▶ **Given instruction**: Show every line that has the string "title" in it.

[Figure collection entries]

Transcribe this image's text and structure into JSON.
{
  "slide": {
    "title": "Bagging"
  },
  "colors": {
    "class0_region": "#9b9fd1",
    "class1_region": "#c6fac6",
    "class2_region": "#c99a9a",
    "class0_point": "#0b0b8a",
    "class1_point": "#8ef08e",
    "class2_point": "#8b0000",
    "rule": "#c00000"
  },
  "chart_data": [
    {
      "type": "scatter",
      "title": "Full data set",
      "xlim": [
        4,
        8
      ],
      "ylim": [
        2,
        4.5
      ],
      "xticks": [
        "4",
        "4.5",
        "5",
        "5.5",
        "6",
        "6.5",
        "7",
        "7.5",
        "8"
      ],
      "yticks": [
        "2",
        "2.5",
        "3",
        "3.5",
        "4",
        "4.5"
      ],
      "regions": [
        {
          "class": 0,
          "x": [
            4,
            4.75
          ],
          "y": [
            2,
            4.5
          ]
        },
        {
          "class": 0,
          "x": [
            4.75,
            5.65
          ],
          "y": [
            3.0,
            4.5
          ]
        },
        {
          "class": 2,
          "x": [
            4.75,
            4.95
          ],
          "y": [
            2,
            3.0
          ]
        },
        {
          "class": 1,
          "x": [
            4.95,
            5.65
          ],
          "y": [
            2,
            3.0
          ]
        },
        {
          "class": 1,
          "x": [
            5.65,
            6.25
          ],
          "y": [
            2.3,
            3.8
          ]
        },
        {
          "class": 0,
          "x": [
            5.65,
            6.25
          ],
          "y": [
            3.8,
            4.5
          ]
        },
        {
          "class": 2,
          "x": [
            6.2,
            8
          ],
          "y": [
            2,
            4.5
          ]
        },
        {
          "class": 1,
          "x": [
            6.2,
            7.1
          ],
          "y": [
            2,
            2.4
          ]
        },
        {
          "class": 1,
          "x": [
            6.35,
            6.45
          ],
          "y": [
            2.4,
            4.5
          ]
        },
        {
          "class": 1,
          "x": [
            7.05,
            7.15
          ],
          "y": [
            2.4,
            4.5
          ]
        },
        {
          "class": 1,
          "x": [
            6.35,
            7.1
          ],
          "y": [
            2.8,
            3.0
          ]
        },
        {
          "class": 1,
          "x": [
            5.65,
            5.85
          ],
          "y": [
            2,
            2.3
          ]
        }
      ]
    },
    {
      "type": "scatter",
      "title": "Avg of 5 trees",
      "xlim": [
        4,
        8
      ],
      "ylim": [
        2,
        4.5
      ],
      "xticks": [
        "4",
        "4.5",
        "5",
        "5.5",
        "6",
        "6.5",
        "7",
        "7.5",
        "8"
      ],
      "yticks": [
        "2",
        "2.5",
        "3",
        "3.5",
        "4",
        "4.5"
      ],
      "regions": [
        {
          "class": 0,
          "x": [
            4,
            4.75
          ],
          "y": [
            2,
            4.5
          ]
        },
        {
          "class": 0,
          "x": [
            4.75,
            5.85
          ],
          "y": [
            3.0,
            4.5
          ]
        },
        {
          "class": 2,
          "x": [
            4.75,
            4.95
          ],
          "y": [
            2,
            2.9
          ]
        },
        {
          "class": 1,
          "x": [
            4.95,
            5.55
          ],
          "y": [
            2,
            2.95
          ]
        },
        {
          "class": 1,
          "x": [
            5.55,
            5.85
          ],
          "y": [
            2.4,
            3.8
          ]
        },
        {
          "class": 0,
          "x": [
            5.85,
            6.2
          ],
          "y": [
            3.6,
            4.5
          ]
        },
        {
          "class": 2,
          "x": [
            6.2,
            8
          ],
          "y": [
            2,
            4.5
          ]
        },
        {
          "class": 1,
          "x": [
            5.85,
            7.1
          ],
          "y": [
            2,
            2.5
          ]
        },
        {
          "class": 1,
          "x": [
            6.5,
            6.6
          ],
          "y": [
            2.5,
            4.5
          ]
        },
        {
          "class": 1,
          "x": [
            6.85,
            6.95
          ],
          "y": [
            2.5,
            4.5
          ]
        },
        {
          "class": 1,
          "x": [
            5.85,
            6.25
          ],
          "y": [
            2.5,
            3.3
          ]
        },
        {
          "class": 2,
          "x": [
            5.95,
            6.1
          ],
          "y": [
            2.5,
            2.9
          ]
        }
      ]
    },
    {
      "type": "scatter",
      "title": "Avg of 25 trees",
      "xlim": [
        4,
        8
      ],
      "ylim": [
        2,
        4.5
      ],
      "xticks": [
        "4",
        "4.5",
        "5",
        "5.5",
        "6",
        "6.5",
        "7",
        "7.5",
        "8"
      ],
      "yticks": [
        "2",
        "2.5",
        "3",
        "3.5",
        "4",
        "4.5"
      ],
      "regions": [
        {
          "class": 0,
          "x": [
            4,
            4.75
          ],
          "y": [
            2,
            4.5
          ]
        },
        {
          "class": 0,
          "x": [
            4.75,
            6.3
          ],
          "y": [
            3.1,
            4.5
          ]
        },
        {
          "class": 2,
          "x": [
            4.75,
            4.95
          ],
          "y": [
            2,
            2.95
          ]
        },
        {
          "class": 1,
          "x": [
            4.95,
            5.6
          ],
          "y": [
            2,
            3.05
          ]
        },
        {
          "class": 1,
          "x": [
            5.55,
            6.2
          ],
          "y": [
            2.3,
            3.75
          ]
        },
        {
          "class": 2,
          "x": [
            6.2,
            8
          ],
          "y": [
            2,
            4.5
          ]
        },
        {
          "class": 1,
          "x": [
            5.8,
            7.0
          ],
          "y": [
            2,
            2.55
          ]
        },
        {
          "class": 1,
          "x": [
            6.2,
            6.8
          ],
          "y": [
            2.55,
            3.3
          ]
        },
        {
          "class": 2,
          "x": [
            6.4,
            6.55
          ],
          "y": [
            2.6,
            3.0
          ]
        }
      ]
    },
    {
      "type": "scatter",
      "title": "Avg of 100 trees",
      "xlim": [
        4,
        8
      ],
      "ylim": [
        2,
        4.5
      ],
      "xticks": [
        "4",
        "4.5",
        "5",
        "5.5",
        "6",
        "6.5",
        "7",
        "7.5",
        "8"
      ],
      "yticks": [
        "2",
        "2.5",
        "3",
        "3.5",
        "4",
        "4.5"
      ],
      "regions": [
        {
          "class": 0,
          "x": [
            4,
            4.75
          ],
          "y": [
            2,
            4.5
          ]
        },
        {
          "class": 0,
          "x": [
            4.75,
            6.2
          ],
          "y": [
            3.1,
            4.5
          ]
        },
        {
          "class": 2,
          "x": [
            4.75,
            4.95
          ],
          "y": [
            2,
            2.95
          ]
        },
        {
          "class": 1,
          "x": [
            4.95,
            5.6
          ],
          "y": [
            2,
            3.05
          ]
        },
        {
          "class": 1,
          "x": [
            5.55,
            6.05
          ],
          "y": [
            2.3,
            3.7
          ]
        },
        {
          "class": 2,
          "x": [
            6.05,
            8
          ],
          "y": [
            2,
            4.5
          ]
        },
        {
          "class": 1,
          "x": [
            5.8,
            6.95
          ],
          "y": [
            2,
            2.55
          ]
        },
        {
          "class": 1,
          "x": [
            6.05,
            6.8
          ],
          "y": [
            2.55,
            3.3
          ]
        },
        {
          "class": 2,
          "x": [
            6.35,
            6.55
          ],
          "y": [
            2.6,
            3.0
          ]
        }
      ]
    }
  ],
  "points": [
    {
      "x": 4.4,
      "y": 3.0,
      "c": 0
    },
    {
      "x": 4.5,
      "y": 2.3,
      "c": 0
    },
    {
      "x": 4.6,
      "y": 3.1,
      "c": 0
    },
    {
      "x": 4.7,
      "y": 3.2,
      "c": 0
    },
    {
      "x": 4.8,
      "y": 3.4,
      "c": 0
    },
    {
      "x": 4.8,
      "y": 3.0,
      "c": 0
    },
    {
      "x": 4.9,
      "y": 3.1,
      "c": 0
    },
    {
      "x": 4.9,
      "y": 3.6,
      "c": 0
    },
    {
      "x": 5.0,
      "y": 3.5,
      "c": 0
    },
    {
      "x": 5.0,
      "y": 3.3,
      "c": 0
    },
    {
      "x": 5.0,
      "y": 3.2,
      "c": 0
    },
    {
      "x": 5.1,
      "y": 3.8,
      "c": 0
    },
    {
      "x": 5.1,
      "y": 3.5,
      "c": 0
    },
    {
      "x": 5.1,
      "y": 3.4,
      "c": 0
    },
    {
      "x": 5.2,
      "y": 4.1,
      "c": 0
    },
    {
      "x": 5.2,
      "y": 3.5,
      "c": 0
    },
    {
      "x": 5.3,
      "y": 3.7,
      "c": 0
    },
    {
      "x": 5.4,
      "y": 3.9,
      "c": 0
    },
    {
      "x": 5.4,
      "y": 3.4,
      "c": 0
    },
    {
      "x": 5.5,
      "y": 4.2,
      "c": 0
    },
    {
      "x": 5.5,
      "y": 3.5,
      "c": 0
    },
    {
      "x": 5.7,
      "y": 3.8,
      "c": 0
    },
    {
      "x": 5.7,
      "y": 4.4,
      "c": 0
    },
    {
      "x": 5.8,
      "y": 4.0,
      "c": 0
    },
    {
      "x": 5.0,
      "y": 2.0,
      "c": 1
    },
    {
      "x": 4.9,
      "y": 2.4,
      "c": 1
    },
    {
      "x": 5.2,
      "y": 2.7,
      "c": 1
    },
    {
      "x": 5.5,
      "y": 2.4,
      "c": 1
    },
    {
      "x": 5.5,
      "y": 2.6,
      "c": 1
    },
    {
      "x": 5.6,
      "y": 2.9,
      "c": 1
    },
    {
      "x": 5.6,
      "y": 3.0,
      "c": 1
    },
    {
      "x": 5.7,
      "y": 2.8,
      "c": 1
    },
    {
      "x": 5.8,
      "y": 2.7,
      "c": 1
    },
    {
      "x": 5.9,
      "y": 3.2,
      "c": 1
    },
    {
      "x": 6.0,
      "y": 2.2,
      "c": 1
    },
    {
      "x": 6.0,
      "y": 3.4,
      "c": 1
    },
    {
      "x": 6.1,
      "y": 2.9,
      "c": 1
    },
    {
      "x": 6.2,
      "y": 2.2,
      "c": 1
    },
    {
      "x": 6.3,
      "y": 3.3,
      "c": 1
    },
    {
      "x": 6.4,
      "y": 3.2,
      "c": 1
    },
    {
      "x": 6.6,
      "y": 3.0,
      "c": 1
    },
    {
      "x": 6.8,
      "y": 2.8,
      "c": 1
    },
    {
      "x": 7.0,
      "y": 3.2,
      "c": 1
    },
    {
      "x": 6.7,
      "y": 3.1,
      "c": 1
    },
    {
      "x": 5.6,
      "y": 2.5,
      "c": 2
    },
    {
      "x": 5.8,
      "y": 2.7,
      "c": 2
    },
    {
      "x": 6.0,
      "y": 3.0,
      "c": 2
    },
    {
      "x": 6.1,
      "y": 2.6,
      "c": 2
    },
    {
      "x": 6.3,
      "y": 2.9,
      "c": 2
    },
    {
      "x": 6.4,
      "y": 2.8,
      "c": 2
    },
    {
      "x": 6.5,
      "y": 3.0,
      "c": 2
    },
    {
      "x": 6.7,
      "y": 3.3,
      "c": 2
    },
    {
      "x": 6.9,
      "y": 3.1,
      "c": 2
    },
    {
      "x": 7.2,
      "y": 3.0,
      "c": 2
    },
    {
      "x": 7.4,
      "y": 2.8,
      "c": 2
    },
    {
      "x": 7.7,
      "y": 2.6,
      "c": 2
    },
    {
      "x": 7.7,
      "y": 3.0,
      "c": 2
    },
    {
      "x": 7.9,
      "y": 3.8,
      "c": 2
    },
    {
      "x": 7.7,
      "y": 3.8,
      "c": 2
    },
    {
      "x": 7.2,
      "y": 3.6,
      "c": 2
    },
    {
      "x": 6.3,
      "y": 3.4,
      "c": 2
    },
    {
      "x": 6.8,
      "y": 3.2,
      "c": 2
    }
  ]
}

▶ **Reply to the exercise**:
    "title": "Bagging"
      "title": "Full data set",
      "title": "Avg of 5 trees",
      "title": "Avg of 25 trees",
      "title": "Avg of 100 trees",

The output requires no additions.